Copy each line of the entries beneath that contains the word "WxPythonSty".

-- Begin --

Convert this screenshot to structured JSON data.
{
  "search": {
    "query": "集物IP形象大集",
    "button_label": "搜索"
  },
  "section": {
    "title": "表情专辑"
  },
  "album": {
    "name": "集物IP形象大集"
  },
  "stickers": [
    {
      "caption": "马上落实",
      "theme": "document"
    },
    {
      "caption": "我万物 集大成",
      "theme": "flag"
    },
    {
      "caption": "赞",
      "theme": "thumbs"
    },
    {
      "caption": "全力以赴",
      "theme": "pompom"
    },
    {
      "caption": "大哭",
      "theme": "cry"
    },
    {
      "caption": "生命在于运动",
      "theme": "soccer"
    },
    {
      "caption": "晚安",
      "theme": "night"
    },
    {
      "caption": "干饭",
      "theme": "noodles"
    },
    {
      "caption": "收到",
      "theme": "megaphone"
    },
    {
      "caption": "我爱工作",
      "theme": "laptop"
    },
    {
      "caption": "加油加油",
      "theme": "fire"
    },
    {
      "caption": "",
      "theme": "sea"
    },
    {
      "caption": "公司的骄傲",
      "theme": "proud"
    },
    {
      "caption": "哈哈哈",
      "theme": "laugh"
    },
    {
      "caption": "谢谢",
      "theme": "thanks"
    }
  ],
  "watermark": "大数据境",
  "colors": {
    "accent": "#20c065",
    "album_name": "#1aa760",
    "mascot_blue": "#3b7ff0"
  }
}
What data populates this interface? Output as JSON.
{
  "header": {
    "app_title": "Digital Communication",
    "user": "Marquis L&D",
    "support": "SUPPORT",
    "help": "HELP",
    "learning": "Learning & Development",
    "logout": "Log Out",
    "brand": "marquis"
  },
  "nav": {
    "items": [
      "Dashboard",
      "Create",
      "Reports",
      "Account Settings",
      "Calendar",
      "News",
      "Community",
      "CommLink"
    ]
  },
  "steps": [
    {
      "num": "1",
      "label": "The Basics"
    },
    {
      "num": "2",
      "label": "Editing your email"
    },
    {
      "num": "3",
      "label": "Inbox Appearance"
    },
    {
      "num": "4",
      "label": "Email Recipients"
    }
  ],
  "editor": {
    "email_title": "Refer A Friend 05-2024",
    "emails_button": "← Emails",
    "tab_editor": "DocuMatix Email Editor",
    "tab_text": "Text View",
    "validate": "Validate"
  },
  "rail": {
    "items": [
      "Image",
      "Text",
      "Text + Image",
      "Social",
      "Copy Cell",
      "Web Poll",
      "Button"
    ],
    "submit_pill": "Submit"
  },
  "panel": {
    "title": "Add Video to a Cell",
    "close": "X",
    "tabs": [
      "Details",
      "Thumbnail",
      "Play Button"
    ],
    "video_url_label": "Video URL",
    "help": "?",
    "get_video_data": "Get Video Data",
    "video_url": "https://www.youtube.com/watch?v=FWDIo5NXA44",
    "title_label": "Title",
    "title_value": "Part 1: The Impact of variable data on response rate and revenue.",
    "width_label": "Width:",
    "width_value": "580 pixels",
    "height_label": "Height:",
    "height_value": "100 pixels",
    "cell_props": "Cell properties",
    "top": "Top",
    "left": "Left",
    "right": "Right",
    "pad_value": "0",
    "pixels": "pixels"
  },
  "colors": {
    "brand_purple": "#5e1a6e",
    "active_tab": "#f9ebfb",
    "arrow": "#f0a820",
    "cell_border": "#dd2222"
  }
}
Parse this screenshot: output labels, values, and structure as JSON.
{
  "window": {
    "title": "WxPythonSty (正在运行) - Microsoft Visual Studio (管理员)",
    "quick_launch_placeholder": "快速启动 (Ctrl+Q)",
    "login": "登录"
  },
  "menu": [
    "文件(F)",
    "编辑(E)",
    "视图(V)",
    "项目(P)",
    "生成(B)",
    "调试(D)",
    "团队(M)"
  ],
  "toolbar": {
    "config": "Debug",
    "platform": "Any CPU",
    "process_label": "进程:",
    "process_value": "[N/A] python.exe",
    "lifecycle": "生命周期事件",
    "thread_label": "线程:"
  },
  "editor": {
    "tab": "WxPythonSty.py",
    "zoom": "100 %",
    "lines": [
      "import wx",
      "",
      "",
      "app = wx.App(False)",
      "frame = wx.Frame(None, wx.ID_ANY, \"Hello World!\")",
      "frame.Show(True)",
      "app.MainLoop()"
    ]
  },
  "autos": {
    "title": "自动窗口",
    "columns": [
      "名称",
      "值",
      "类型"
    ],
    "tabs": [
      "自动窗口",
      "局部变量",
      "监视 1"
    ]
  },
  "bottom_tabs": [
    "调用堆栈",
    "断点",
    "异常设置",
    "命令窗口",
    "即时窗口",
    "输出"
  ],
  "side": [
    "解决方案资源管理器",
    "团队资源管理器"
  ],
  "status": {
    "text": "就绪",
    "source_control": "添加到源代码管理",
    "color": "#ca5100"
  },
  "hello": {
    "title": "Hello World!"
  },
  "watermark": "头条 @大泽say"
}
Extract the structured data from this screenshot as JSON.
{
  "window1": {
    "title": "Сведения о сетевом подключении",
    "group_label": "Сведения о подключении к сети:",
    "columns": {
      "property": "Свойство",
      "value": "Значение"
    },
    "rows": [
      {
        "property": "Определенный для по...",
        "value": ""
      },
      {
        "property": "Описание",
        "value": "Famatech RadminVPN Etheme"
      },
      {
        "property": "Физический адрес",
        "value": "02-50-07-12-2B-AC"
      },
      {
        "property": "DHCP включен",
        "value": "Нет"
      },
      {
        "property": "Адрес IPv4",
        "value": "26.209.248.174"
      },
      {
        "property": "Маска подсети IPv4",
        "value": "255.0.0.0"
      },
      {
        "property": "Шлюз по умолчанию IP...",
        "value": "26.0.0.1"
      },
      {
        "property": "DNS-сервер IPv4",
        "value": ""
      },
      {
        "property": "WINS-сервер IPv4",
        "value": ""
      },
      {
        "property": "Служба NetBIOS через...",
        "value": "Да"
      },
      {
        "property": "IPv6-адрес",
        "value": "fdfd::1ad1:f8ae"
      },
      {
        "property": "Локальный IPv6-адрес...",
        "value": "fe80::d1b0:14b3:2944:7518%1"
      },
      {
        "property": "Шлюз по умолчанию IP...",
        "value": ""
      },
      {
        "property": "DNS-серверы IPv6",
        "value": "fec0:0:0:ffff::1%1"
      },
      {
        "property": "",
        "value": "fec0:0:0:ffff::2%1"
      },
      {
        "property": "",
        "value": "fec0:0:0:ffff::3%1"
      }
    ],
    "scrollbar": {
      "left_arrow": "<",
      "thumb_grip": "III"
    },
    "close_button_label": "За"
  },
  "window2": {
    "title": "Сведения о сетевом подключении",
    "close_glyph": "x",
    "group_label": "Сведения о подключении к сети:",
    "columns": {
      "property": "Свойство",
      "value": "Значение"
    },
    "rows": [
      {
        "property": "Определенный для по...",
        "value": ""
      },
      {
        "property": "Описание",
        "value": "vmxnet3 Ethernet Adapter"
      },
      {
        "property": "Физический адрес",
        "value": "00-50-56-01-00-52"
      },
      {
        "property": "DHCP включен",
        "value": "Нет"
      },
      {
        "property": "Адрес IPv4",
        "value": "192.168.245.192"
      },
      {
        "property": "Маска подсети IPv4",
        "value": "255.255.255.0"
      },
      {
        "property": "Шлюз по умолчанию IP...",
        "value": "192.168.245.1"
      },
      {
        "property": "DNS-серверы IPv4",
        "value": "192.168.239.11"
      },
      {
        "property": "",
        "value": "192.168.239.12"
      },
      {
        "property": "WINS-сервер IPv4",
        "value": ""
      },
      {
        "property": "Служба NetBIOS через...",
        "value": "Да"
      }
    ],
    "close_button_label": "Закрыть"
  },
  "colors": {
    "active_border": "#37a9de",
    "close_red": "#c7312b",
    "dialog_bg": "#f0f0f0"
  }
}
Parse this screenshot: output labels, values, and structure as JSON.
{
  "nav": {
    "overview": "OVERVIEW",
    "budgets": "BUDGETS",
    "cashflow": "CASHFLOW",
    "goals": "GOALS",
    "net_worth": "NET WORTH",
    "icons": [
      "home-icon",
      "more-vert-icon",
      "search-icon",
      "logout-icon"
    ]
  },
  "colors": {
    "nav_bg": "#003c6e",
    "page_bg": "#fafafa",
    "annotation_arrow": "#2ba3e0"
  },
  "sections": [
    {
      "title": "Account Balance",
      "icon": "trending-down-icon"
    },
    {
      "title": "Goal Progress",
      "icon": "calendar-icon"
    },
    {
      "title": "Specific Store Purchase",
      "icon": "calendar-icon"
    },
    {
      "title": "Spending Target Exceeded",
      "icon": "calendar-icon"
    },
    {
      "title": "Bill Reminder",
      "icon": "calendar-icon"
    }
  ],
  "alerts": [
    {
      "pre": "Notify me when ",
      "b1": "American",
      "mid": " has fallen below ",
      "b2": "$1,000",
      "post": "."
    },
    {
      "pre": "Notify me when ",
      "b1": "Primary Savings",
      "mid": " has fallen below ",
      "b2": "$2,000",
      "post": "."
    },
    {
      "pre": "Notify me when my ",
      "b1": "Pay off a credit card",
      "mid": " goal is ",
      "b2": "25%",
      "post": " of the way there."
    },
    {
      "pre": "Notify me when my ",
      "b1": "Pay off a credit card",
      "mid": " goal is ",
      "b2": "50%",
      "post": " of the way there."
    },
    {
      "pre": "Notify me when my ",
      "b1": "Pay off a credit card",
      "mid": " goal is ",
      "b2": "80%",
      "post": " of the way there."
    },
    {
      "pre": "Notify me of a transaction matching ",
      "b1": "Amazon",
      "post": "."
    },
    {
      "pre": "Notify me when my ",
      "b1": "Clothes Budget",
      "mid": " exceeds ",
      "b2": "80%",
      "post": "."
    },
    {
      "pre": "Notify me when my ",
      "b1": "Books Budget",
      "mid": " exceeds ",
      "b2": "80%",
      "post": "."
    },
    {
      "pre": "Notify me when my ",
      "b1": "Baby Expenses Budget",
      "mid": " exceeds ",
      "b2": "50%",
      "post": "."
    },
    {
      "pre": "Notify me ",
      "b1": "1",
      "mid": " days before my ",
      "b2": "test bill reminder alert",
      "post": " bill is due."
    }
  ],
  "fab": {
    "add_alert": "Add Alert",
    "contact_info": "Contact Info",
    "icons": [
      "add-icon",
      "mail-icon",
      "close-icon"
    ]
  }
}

-- End --

■ **TASK OUTPUT**:
    "title": "WxPythonSty (正在运行) - Microsoft Visual Studio (管理员)",
    "tab": "WxPythonSty.py",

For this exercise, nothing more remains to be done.